(AIM OF THE EXERCISE)
All lines featuring the string "name" are to be listed.

* Begin SUPPLIED RECORDS *

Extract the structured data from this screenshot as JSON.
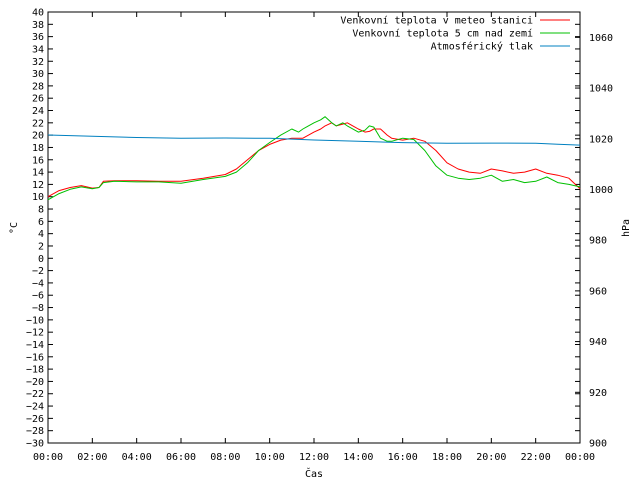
{
  "chart_data": {
    "type": "line",
    "xlabel": "Čas",
    "ylabel": "°C",
    "y2label": "hPa",
    "x_ticks": [
      "00:00",
      "02:00",
      "04:00",
      "06:00",
      "08:00",
      "10:00",
      "12:00",
      "14:00",
      "16:00",
      "18:00",
      "20:00",
      "22:00",
      "00:00"
    ],
    "xlim": [
      0,
      24
    ],
    "ylim": [
      -30,
      40
    ],
    "y_tick_step": 2,
    "y2lim": [
      900,
      1070
    ],
    "y2_ticks": [
      900,
      920,
      940,
      960,
      980,
      1000,
      1020,
      1040,
      1060
    ],
    "grid": false,
    "legend_position": "top-right",
    "series": [
      {
        "name": "Venkovní teplota v meteo stanici",
        "color": "#ff0000",
        "axis": "left",
        "x": [
          0,
          0.5,
          1,
          1.5,
          2,
          2.3,
          2.5,
          3,
          4,
          5,
          6,
          7,
          8,
          8.5,
          9,
          9.5,
          10,
          10.5,
          11,
          11.5,
          12,
          12.3,
          12.5,
          12.8,
          13,
          13.3,
          13.5,
          14,
          14.3,
          14.5,
          14.7,
          15,
          15.3,
          15.5,
          16,
          16.5,
          17,
          17.5,
          18,
          18.5,
          19,
          19.5,
          20,
          20.5,
          21,
          21.5,
          22,
          22.5,
          23,
          23.5,
          24
        ],
        "y": [
          10.0,
          11.0,
          11.5,
          11.8,
          11.4,
          11.5,
          12.5,
          12.6,
          12.6,
          12.5,
          12.5,
          13.0,
          13.6,
          14.5,
          16.0,
          17.5,
          18.5,
          19.2,
          19.5,
          19.5,
          20.5,
          21.0,
          21.5,
          22.0,
          21.5,
          21.8,
          22.0,
          21.0,
          20.5,
          20.6,
          21.0,
          21.0,
          20.0,
          19.5,
          19.2,
          19.5,
          19.0,
          17.5,
          15.5,
          14.5,
          14.0,
          13.8,
          14.5,
          14.2,
          13.8,
          14.0,
          14.5,
          13.8,
          13.5,
          13.0,
          11.3
        ]
      },
      {
        "name": "Venkovní teplota 5 cm nad zemí",
        "color": "#00c000",
        "axis": "left",
        "x": [
          0,
          0.5,
          1,
          1.5,
          2,
          2.3,
          2.5,
          3,
          4,
          5,
          6,
          7,
          8,
          8.5,
          9,
          9.5,
          10,
          10.5,
          11,
          11.3,
          11.5,
          12,
          12.3,
          12.5,
          12.8,
          13,
          13.3,
          13.5,
          14,
          14.3,
          14.5,
          14.7,
          15,
          15.3,
          15.5,
          16,
          16.5,
          17,
          17.5,
          18,
          18.5,
          19,
          19.5,
          20,
          20.5,
          21,
          21.5,
          22,
          22.5,
          23,
          23.5,
          24
        ],
        "y": [
          9.5,
          10.5,
          11.2,
          11.6,
          11.3,
          11.5,
          12.3,
          12.5,
          12.4,
          12.4,
          12.2,
          12.8,
          13.3,
          14.0,
          15.5,
          17.5,
          18.8,
          20.0,
          21.0,
          20.5,
          21.0,
          22.0,
          22.5,
          23.0,
          22.0,
          21.5,
          22.0,
          21.5,
          20.5,
          20.8,
          21.5,
          21.3,
          19.5,
          19.0,
          19.0,
          19.5,
          19.3,
          17.5,
          15.0,
          13.5,
          13.0,
          12.8,
          13.0,
          13.5,
          12.5,
          12.8,
          12.3,
          12.5,
          13.2,
          12.3,
          12.0,
          11.6
        ]
      },
      {
        "name": "Atmosférický tlak",
        "color": "#0080c0",
        "axis": "right",
        "x": [
          0,
          2,
          4,
          6,
          8,
          10,
          12,
          14,
          16,
          18,
          20,
          22,
          23,
          24
        ],
        "y": [
          1021.5,
          1021.0,
          1020.5,
          1020.2,
          1020.3,
          1020.2,
          1019.5,
          1019.0,
          1018.5,
          1018.2,
          1018.3,
          1018.2,
          1017.8,
          1017.5
        ]
      }
    ]
  }
}
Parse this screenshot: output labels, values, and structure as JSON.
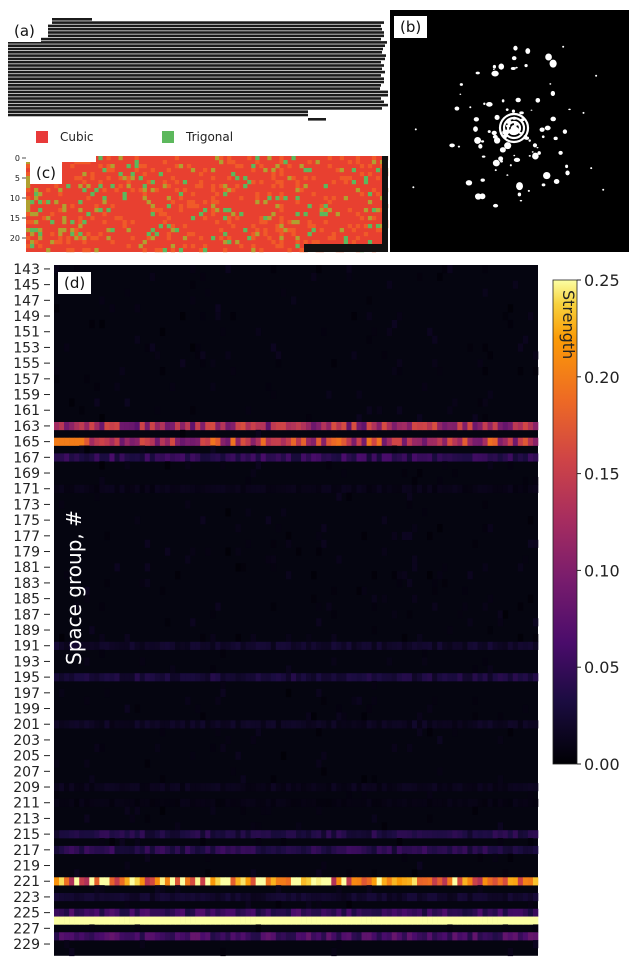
{
  "panel_labels": {
    "a": "(a)",
    "b": "(b)",
    "c": "(c)",
    "d": "(d)"
  },
  "legend": [
    {
      "label": "Cubic",
      "color": "#e83a3a"
    },
    {
      "label": "Trigonal",
      "color": "#5cb85c"
    }
  ],
  "chart_data": [
    {
      "panel": "a",
      "type": "image",
      "description_visible": "stack of horizontal dark strips"
    },
    {
      "panel": "b",
      "type": "image",
      "description_visible": "diffraction pattern, white spots on black"
    },
    {
      "panel": "c",
      "type": "heatmap",
      "y_ticks": [
        "0",
        "5",
        "10",
        "15",
        "20"
      ],
      "rows": 24,
      "categories": [
        "Cubic",
        "Trigonal"
      ],
      "colors": {
        "Cubic": "#e83a3a",
        "Trigonal": "#5cb85c"
      }
    },
    {
      "panel": "d",
      "type": "heatmap",
      "ylabel": "Space group, #",
      "y_ticks": [
        "143",
        "145",
        "147",
        "149",
        "151",
        "153",
        "155",
        "157",
        "159",
        "161",
        "163",
        "165",
        "167",
        "169",
        "171",
        "173",
        "175",
        "177",
        "179",
        "181",
        "183",
        "185",
        "187",
        "189",
        "191",
        "193",
        "195",
        "197",
        "199",
        "201",
        "203",
        "205",
        "207",
        "209",
        "211",
        "213",
        "215",
        "217",
        "219",
        "221",
        "223",
        "225",
        "227",
        "229"
      ],
      "row_strengths": {
        "163": 0.12,
        "165": 0.14,
        "167": 0.045,
        "171": 0.01,
        "191": 0.02,
        "195": 0.03,
        "201": 0.015,
        "209": 0.012,
        "211": 0.008,
        "215": 0.035,
        "217": 0.04,
        "221": 0.22,
        "223": 0.02,
        "225": 0.05,
        "226": 0.25,
        "228": 0.06
      },
      "colorbar": {
        "label": "Strength",
        "ticks": [
          "0.00",
          "0.05",
          "0.10",
          "0.15",
          "0.20",
          "0.25"
        ],
        "range": [
          0,
          0.25
        ]
      }
    }
  ]
}
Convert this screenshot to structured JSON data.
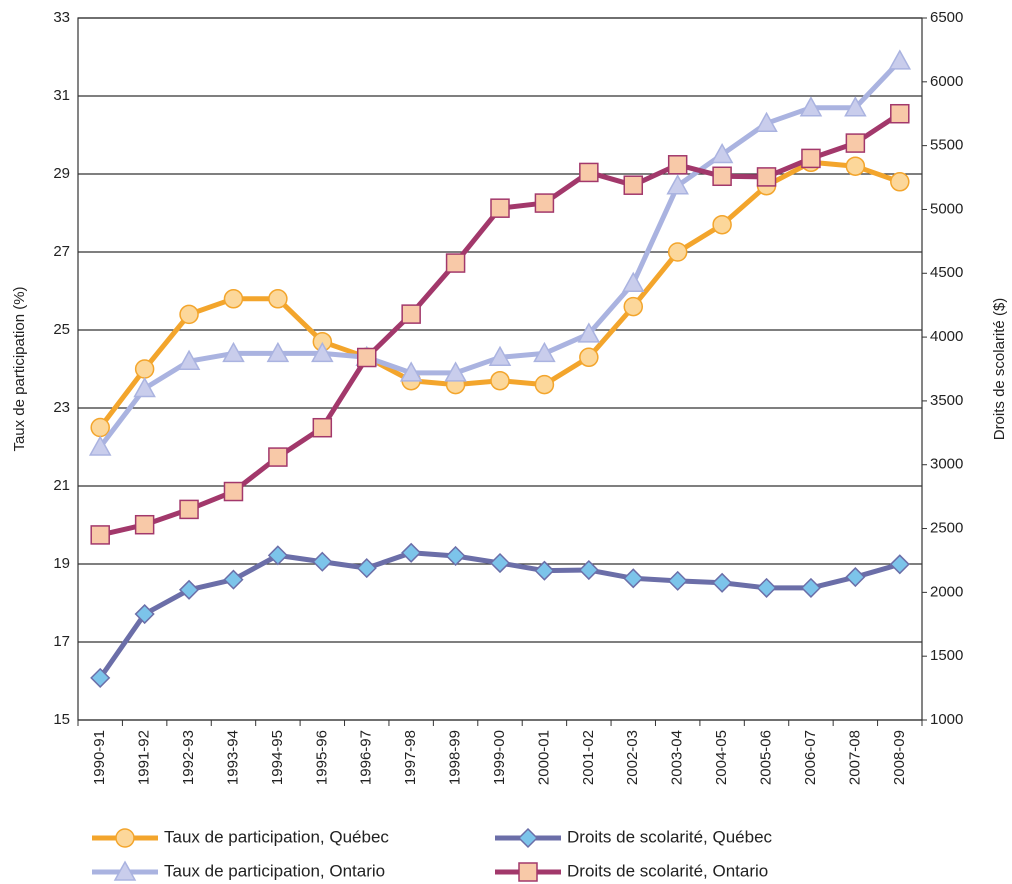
{
  "chart_data": {
    "type": "line",
    "y_label": "Taux de participation (%)",
    "y2_label": "Droits de scolarité ($)",
    "categories": [
      "1990-91",
      "1991-92",
      "1992-93",
      "1993-94",
      "1994-95",
      "1995-96",
      "1996-97",
      "1997-98",
      "1998-99",
      "1999-00",
      "2000-01",
      "2001-02",
      "2002-03",
      "2003-04",
      "2004-05",
      "2005-06",
      "2006-07",
      "2007-08",
      "2008-09"
    ],
    "series": [
      {
        "name": "Taux de participation, Québec",
        "color": "#f3a52c",
        "marker_fill": "#fcd79a",
        "marker": "circle",
        "values": [
          22.5,
          24.0,
          25.4,
          25.8,
          25.8,
          24.7,
          24.3,
          23.7,
          23.6,
          23.7,
          23.6,
          24.3,
          25.6,
          27.0,
          27.7,
          28.7,
          29.3,
          29.2,
          28.8
        ]
      },
      {
        "name": "Droits de scolarité, Québec",
        "color": "#6b6ea8",
        "marker_fill": "#7cc4ea",
        "marker": "diamond",
        "axis": "y2",
        "values": [
          1330,
          1830,
          2020,
          2100,
          2290,
          2240,
          2190,
          2310,
          2285,
          2230,
          2170,
          2175,
          2110,
          2090,
          2075,
          2035,
          2035,
          2120,
          2220
        ]
      },
      {
        "name": "Taux de participation, Ontario",
        "color": "#aab3e0",
        "marker_fill": "#c9cdec",
        "marker": "triangle",
        "values": [
          22.0,
          23.5,
          24.2,
          24.4,
          24.4,
          24.4,
          24.3,
          23.9,
          23.9,
          24.3,
          24.4,
          24.9,
          26.2,
          28.7,
          29.5,
          30.3,
          30.7,
          30.7,
          31.9
        ]
      },
      {
        "name": "Droits de scolarité, Ontario",
        "color": "#a2386b",
        "marker_fill": "#f8c9a8",
        "marker": "square",
        "axis": "y2",
        "values": [
          2450,
          2530,
          2650,
          2790,
          3060,
          3290,
          3840,
          4180,
          4580,
          5010,
          5050,
          5290,
          5190,
          5350,
          5260,
          5255,
          5400,
          5520,
          5750
        ]
      }
    ],
    "ylim": [
      15,
      33
    ],
    "yticks": [
      15,
      17,
      19,
      21,
      23,
      25,
      27,
      29,
      31,
      33
    ],
    "y2lim": [
      1000,
      6500
    ],
    "y2ticks": [
      1000,
      1500,
      2000,
      2500,
      3000,
      3500,
      4000,
      4500,
      5000,
      5500,
      6000,
      6500
    ],
    "grid": true
  }
}
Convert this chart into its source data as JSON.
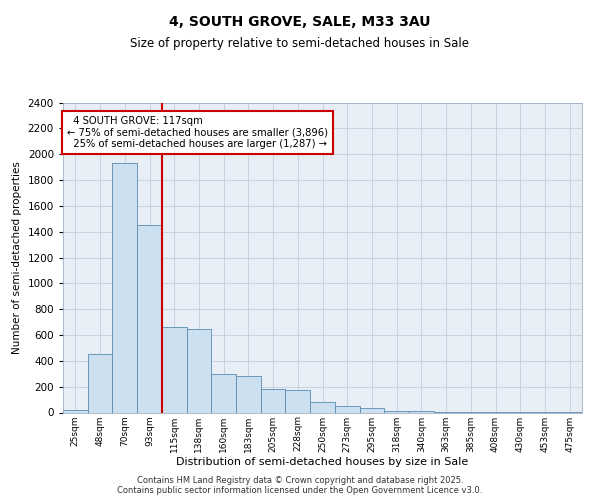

* End SUPPLIED RECORDS *

(FINAL RESULT)
        "name": "Venkovní teplota v meteo stanici",
        "name": "Venkovní teplota 5 cm nad zemí",
        "name": "Atmosférický tlak",
        "name": "Taux de participation, Québec",
        "name": "Droits de scolarité, Québec",
        "name": "Taux de participation, Ontario",
        "name": "Droits de scolarité, Ontario",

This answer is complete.